Task to complete: Exclude the pictures, then copy all remaining records exactly.

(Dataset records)
★ ★ ★ ★ ★ ★ ★

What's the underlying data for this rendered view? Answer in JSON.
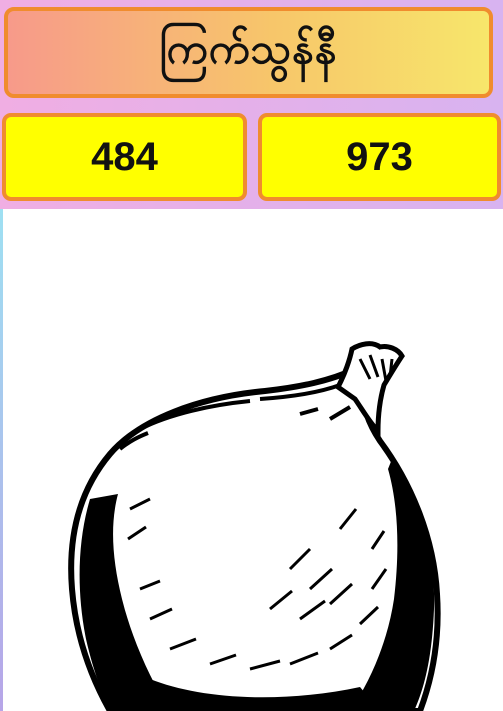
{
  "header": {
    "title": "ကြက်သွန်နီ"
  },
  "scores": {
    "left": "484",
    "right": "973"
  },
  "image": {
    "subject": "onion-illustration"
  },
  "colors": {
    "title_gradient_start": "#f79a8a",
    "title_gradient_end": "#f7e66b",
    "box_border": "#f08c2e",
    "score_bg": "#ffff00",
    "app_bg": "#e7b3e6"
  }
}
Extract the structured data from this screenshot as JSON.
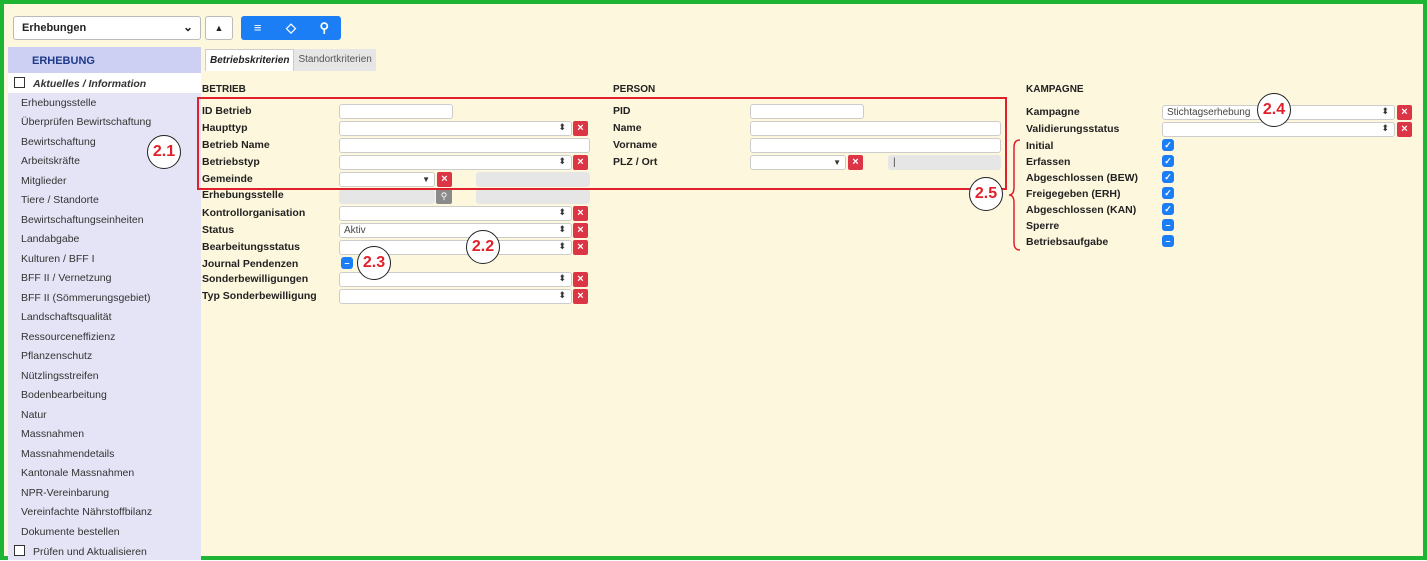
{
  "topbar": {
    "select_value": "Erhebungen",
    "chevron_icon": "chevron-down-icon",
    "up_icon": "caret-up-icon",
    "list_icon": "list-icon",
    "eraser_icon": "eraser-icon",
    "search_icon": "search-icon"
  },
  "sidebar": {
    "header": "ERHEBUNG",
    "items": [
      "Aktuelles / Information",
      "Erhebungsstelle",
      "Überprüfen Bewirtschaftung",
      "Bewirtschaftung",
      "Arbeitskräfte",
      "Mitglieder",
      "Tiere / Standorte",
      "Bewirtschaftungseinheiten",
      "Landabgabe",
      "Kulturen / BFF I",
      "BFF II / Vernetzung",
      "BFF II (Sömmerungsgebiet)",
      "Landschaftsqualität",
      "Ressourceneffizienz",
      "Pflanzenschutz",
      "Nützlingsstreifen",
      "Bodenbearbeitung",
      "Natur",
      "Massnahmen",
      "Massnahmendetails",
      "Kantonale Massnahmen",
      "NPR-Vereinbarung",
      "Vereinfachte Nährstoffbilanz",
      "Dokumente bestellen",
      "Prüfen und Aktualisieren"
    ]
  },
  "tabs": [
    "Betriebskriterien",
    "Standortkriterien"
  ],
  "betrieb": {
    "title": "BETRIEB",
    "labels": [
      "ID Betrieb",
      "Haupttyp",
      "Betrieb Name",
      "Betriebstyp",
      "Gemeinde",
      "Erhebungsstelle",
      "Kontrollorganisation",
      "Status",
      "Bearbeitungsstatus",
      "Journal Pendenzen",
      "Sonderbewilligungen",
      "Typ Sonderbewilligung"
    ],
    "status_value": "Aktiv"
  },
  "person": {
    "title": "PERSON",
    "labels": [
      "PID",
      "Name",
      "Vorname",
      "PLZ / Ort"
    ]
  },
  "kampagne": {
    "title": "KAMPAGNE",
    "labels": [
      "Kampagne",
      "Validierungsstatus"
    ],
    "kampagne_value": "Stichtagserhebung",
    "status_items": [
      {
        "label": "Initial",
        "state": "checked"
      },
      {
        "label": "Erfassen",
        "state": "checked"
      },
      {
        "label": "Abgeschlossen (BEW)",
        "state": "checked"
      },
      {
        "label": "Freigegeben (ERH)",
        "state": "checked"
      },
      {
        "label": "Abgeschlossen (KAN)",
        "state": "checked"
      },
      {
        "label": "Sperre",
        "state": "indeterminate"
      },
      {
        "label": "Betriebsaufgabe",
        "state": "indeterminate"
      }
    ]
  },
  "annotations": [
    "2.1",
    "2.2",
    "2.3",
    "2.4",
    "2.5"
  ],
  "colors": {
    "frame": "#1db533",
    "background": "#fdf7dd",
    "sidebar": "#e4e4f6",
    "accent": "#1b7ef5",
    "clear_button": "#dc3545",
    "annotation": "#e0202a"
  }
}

★ ★ ★ ★ ★ ★ ★

Written reply:
What's the underlying data for this rendered view? Answer in JSON.
{
  "header": {
    "title": "ကြက်သွန်နီ"
  },
  "scores": {
    "left": "484",
    "right": "973"
  },
  "image": {
    "subject": "onion-illustration"
  },
  "colors": {
    "title_gradient_start": "#f79a8a",
    "title_gradient_end": "#f7e66b",
    "box_border": "#f08c2e",
    "score_bg": "#ffff00",
    "app_bg": "#e7b3e6"
  }
}
Extract the structured data from this screenshot as JSON.
{
  "topbar": {
    "select_value": "Erhebungen",
    "chevron_icon": "chevron-down-icon",
    "up_icon": "caret-up-icon",
    "list_icon": "list-icon",
    "eraser_icon": "eraser-icon",
    "search_icon": "search-icon"
  },
  "sidebar": {
    "header": "ERHEBUNG",
    "items": [
      "Aktuelles / Information",
      "Erhebungsstelle",
      "Überprüfen Bewirtschaftung",
      "Bewirtschaftung",
      "Arbeitskräfte",
      "Mitglieder",
      "Tiere / Standorte",
      "Bewirtschaftungseinheiten",
      "Landabgabe",
      "Kulturen / BFF I",
      "BFF II / Vernetzung",
      "BFF II (Sömmerungsgebiet)",
      "Landschaftsqualität",
      "Ressourceneffizienz",
      "Pflanzenschutz",
      "Nützlingsstreifen",
      "Bodenbearbeitung",
      "Natur",
      "Massnahmen",
      "Massnahmendetails",
      "Kantonale Massnahmen",
      "NPR-Vereinbarung",
      "Vereinfachte Nährstoffbilanz",
      "Dokumente bestellen",
      "Prüfen und Aktualisieren"
    ]
  },
  "tabs": [
    "Betriebskriterien",
    "Standortkriterien"
  ],
  "betrieb": {
    "title": "BETRIEB",
    "labels": [
      "ID Betrieb",
      "Haupttyp",
      "Betrieb Name",
      "Betriebstyp",
      "Gemeinde",
      "Erhebungsstelle",
      "Kontrollorganisation",
      "Status",
      "Bearbeitungsstatus",
      "Journal Pendenzen",
      "Sonderbewilligungen",
      "Typ Sonderbewilligung"
    ],
    "status_value": "Aktiv"
  },
  "person": {
    "title": "PERSON",
    "labels": [
      "PID",
      "Name",
      "Vorname",
      "PLZ / Ort"
    ]
  },
  "kampagne": {
    "title": "KAMPAGNE",
    "labels": [
      "Kampagne",
      "Validierungsstatus"
    ],
    "kampagne_value": "Stichtagserhebung",
    "status_items": [
      {
        "label": "Initial",
        "state": "checked"
      },
      {
        "label": "Erfassen",
        "state": "checked"
      },
      {
        "label": "Abgeschlossen (BEW)",
        "state": "checked"
      },
      {
        "label": "Freigegeben (ERH)",
        "state": "checked"
      },
      {
        "label": "Abgeschlossen (KAN)",
        "state": "checked"
      },
      {
        "label": "Sperre",
        "state": "indeterminate"
      },
      {
        "label": "Betriebsaufgabe",
        "state": "indeterminate"
      }
    ]
  },
  "annotations": [
    "2.1",
    "2.2",
    "2.3",
    "2.4",
    "2.5"
  ],
  "colors": {
    "frame": "#1db533",
    "background": "#fdf7dd",
    "sidebar": "#e4e4f6",
    "accent": "#1b7ef5",
    "clear_button": "#dc3545",
    "annotation": "#e0202a"
  }
}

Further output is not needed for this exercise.